Saved data entries »

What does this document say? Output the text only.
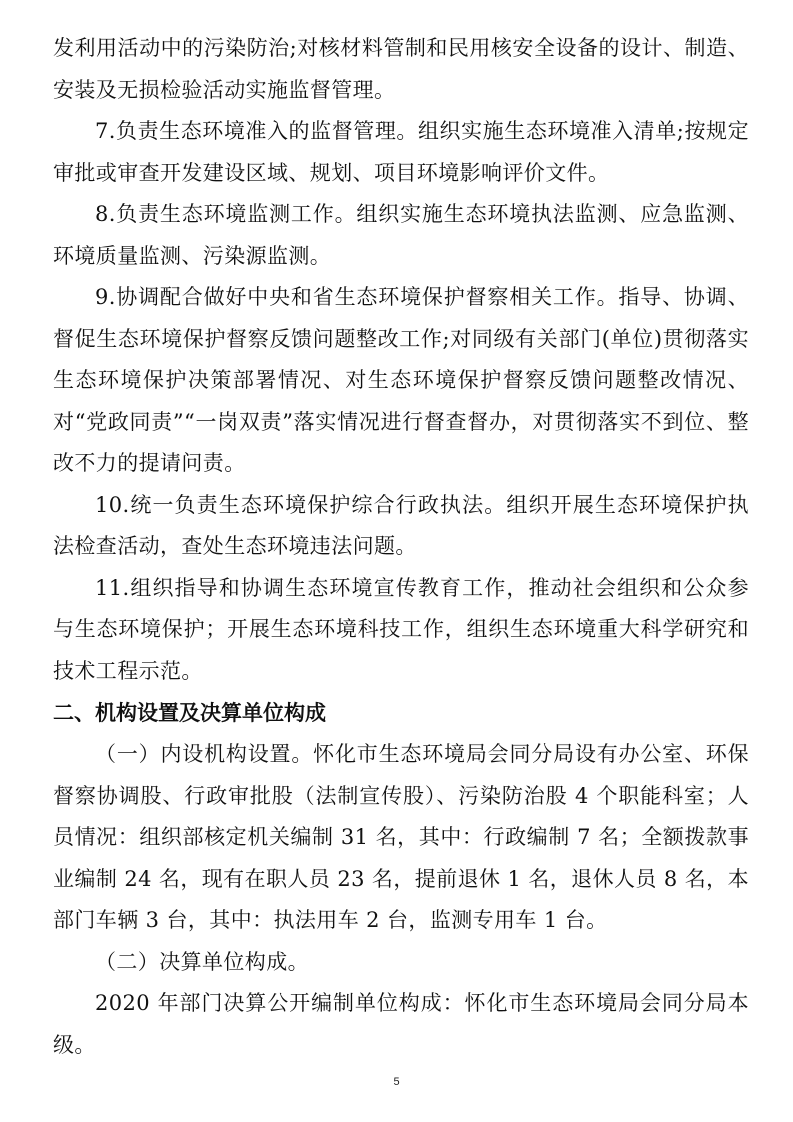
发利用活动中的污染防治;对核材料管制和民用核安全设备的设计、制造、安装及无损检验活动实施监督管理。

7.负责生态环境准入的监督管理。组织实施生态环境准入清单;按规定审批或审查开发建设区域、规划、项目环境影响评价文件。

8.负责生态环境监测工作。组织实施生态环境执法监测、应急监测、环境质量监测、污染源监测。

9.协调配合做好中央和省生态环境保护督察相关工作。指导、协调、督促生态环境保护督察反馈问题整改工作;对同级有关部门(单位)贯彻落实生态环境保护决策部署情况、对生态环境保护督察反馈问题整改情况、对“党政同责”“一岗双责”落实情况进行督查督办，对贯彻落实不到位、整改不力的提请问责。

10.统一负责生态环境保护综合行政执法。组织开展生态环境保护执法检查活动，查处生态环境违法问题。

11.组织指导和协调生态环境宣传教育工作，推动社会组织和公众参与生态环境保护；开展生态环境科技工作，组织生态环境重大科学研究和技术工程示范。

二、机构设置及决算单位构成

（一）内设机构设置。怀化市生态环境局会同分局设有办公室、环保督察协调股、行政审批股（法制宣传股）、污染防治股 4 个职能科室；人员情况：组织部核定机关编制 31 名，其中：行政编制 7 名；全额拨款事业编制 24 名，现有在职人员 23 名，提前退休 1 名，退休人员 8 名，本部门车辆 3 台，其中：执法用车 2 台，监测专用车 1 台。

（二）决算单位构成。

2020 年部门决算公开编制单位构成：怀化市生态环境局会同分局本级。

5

Exercise task » What you return should match the records above word for word, minus the pictures.

Task output »
What does this document say? Output the text only.
发利用活动中的污染防治;对核材料管制和民用核安全设备的设计、制造、安装及无损检验活动实施监督管理。

7.负责生态环境准入的监督管理。组织实施生态环境准入清单;按规定审批或审查开发建设区域、规划、项目环境影响评价文件。

8.负责生态环境监测工作。组织实施生态环境执法监测、应急监测、环境质量监测、污染源监测。

9.协调配合做好中央和省生态环境保护督察相关工作。指导、协调、督促生态环境保护督察反馈问题整改工作;对同级有关部门(单位)贯彻落实生态环境保护决策部署情况、对生态环境保护督察反馈问题整改情况、对“党政同责”“一岗双责”落实情况进行督查督办，对贯彻落实不到位、整改不力的提请问责。

10.统一负责生态环境保护综合行政执法。组织开展生态环境保护执法检查活动，查处生态环境违法问题。

11.组织指导和协调生态环境宣传教育工作，推动社会组织和公众参与生态环境保护；开展生态环境科技工作，组织生态环境重大科学研究和技术工程示范。

二、机构设置及决算单位构成

（一）内设机构设置。怀化市生态环境局会同分局设有办公室、环保督察协调股、行政审批股（法制宣传股）、污染防治股 4 个职能科室；人员情况：组织部核定机关编制 31 名，其中：行政编制 7 名；全额拨款事业编制 24 名，现有在职人员 23 名，提前退休 1 名，退休人员 8 名，本部门车辆 3 台，其中：执法用车 2 台，监测专用车 1 台。

（二）决算单位构成。

2020 年部门决算公开编制单位构成：怀化市生态环境局会同分局本级。

5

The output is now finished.